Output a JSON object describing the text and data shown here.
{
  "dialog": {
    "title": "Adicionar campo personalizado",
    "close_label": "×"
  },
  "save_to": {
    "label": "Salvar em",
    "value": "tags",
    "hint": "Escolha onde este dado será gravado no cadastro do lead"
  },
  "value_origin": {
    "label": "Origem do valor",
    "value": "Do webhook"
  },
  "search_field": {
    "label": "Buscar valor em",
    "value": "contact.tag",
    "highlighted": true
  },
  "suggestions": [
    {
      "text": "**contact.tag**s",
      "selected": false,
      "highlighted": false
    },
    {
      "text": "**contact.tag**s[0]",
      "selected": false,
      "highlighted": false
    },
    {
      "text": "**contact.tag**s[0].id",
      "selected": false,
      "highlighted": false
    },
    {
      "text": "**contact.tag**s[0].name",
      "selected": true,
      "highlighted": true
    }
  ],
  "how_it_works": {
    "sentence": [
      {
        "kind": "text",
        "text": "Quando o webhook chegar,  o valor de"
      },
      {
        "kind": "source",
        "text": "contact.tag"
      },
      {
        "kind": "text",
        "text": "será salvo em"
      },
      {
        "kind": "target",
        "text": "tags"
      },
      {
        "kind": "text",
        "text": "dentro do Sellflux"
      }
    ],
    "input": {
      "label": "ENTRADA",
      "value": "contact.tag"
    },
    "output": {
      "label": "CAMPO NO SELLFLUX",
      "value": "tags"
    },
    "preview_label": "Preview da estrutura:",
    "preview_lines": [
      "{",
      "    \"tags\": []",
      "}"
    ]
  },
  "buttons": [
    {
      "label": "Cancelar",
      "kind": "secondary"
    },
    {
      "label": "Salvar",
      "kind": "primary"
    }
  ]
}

--*--

*Requirements*: Check each line above for the string "kind", then copy the ones that have it.

*Final answer*:
        "kind": "text",
        "kind": "source",
        "kind": "text",
        "kind": "target",
        "kind": "text",
      "kind": "secondary"
      "kind": "primary"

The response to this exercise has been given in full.